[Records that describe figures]
● ● ● ●
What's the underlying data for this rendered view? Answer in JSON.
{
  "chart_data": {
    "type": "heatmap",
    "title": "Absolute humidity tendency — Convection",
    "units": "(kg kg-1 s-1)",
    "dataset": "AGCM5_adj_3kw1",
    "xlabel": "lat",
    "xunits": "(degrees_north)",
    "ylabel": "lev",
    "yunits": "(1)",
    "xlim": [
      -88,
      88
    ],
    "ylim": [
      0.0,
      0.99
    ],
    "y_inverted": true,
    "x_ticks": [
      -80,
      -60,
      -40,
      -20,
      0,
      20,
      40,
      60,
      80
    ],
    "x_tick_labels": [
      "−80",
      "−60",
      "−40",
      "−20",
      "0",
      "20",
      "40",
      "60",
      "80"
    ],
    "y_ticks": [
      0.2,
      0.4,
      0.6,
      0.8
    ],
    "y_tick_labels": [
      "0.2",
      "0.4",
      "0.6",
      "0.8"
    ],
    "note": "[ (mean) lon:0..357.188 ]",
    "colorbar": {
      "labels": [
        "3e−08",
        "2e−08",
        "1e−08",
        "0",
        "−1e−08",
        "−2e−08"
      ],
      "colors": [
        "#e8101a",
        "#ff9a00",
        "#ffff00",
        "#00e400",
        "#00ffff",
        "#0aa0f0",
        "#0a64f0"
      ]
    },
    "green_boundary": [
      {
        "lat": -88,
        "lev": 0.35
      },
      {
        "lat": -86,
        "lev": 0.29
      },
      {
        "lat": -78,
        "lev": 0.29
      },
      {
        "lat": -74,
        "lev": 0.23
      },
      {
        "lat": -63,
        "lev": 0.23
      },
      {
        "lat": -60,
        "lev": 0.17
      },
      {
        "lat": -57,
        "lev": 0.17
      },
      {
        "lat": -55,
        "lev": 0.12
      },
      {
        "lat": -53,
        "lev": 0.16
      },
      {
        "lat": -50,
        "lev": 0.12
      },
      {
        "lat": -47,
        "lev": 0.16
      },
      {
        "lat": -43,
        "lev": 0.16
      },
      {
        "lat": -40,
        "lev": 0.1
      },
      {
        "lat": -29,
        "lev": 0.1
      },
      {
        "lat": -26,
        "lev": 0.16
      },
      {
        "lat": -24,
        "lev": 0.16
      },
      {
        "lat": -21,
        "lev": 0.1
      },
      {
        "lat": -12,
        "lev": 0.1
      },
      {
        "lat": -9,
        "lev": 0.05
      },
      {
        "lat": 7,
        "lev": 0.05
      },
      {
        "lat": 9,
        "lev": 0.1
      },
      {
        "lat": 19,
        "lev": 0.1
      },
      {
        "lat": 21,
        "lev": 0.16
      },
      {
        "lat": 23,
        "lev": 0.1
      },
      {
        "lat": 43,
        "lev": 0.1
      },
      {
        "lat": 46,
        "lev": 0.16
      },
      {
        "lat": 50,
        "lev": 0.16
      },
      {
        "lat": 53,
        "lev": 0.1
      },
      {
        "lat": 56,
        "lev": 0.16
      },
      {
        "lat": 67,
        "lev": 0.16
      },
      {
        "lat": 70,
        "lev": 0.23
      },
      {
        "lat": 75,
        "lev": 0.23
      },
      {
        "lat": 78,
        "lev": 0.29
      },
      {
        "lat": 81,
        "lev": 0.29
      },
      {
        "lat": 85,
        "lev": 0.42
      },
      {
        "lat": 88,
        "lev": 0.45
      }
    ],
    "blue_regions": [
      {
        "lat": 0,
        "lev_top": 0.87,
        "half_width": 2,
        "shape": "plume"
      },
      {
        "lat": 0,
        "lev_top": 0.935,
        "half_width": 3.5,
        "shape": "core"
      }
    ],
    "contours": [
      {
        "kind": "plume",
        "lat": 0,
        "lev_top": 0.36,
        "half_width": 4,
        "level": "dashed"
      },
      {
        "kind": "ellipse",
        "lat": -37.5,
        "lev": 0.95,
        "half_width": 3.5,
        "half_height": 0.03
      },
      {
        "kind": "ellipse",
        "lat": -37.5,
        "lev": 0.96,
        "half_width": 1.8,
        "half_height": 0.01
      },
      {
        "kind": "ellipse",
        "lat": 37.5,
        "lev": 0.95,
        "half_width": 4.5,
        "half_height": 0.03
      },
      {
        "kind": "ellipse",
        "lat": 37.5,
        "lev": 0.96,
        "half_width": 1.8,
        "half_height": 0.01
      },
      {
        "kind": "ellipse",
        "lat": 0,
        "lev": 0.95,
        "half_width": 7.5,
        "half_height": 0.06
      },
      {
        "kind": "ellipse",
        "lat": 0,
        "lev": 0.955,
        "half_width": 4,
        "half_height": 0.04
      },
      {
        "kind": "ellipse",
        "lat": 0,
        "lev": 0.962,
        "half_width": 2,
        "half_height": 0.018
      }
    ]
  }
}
● ● ● ●
STATED EXERCISE: Each line of the material above needs to be quoted exactly, please.

SOLVED PROBLEM:
What's the underlying data for this rendered view? Answer in JSON.
{
  "chart_data": {
    "type": "heatmap",
    "title": "Absolute humidity tendency — Convection",
    "units": "(kg kg-1 s-1)",
    "dataset": "AGCM5_adj_3kw1",
    "xlabel": "lat",
    "xunits": "(degrees_north)",
    "ylabel": "lev",
    "yunits": "(1)",
    "xlim": [
      -88,
      88
    ],
    "ylim": [
      0.0,
      0.99
    ],
    "y_inverted": true,
    "x_ticks": [
      -80,
      -60,
      -40,
      -20,
      0,
      20,
      40,
      60,
      80
    ],
    "x_tick_labels": [
      "−80",
      "−60",
      "−40",
      "−20",
      "0",
      "20",
      "40",
      "60",
      "80"
    ],
    "y_ticks": [
      0.2,
      0.4,
      0.6,
      0.8
    ],
    "y_tick_labels": [
      "0.2",
      "0.4",
      "0.6",
      "0.8"
    ],
    "note": "[ (mean) lon:0..357.188 ]",
    "colorbar": {
      "labels": [
        "3e−08",
        "2e−08",
        "1e−08",
        "0",
        "−1e−08",
        "−2e−08"
      ],
      "colors": [
        "#e8101a",
        "#ff9a00",
        "#ffff00",
        "#00e400",
        "#00ffff",
        "#0aa0f0",
        "#0a64f0"
      ]
    },
    "green_boundary": [
      {
        "lat": -88,
        "lev": 0.35
      },
      {
        "lat": -86,
        "lev": 0.29
      },
      {
        "lat": -78,
        "lev": 0.29
      },
      {
        "lat": -74,
        "lev": 0.23
      },
      {
        "lat": -63,
        "lev": 0.23
      },
      {
        "lat": -60,
        "lev": 0.17
      },
      {
        "lat": -57,
        "lev": 0.17
      },
      {
        "lat": -55,
        "lev": 0.12
      },
      {
        "lat": -53,
        "lev": 0.16
      },
      {
        "lat": -50,
        "lev": 0.12
      },
      {
        "lat": -47,
        "lev": 0.16
      },
      {
        "lat": -43,
        "lev": 0.16
      },
      {
        "lat": -40,
        "lev": 0.1
      },
      {
        "lat": -29,
        "lev": 0.1
      },
      {
        "lat": -26,
        "lev": 0.16
      },
      {
        "lat": -24,
        "lev": 0.16
      },
      {
        "lat": -21,
        "lev": 0.1
      },
      {
        "lat": -12,
        "lev": 0.1
      },
      {
        "lat": -9,
        "lev": 0.05
      },
      {
        "lat": 7,
        "lev": 0.05
      },
      {
        "lat": 9,
        "lev": 0.1
      },
      {
        "lat": 19,
        "lev": 0.1
      },
      {
        "lat": 21,
        "lev": 0.16
      },
      {
        "lat": 23,
        "lev": 0.1
      },
      {
        "lat": 43,
        "lev": 0.1
      },
      {
        "lat": 46,
        "lev": 0.16
      },
      {
        "lat": 50,
        "lev": 0.16
      },
      {
        "lat": 53,
        "lev": 0.1
      },
      {
        "lat": 56,
        "lev": 0.16
      },
      {
        "lat": 67,
        "lev": 0.16
      },
      {
        "lat": 70,
        "lev": 0.23
      },
      {
        "lat": 75,
        "lev": 0.23
      },
      {
        "lat": 78,
        "lev": 0.29
      },
      {
        "lat": 81,
        "lev": 0.29
      },
      {
        "lat": 85,
        "lev": 0.42
      },
      {
        "lat": 88,
        "lev": 0.45
      }
    ],
    "blue_regions": [
      {
        "lat": 0,
        "lev_top": 0.87,
        "half_width": 2,
        "shape": "plume"
      },
      {
        "lat": 0,
        "lev_top": 0.935,
        "half_width": 3.5,
        "shape": "core"
      }
    ],
    "contours": [
      {
        "kind": "plume",
        "lat": 0,
        "lev_top": 0.36,
        "half_width": 4,
        "level": "dashed"
      },
      {
        "kind": "ellipse",
        "lat": -37.5,
        "lev": 0.95,
        "half_width": 3.5,
        "half_height": 0.03
      },
      {
        "kind": "ellipse",
        "lat": -37.5,
        "lev": 0.96,
        "half_width": 1.8,
        "half_height": 0.01
      },
      {
        "kind": "ellipse",
        "lat": 37.5,
        "lev": 0.95,
        "half_width": 4.5,
        "half_height": 0.03
      },
      {
        "kind": "ellipse",
        "lat": 37.5,
        "lev": 0.96,
        "half_width": 1.8,
        "half_height": 0.01
      },
      {
        "kind": "ellipse",
        "lat": 0,
        "lev": 0.95,
        "half_width": 7.5,
        "half_height": 0.06
      },
      {
        "kind": "ellipse",
        "lat": 0,
        "lev": 0.955,
        "half_width": 4,
        "half_height": 0.04
      },
      {
        "kind": "ellipse",
        "lat": 0,
        "lev": 0.962,
        "half_width": 2,
        "half_height": 0.018
      }
    ]
  }
}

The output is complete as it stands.